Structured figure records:
>>>>

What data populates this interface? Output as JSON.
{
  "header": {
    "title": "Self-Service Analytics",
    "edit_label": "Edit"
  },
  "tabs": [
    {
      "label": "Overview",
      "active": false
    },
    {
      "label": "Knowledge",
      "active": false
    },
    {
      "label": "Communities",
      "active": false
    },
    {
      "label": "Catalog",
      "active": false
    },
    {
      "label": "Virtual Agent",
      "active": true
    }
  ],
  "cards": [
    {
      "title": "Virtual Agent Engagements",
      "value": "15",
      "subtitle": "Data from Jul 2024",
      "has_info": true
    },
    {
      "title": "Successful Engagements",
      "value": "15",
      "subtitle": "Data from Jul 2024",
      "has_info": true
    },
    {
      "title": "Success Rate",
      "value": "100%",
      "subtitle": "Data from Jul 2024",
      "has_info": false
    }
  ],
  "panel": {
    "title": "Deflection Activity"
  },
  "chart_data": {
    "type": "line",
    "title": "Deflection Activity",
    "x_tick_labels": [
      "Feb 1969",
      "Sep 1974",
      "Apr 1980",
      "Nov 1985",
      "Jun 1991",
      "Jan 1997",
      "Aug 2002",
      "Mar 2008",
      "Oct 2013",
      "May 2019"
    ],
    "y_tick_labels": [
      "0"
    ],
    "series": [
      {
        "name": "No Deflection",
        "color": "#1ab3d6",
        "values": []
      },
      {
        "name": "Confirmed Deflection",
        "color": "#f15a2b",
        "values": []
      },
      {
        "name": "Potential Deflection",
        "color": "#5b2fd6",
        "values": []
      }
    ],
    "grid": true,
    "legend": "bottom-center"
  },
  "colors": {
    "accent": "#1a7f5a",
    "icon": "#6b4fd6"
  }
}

<<<<

**TASK:** Copy out each line of the data containing the string "Engagements".

**SOLVED EXERCISE:**
      "title": "Virtual Agent Engagements",
      "title": "Successful Engagements",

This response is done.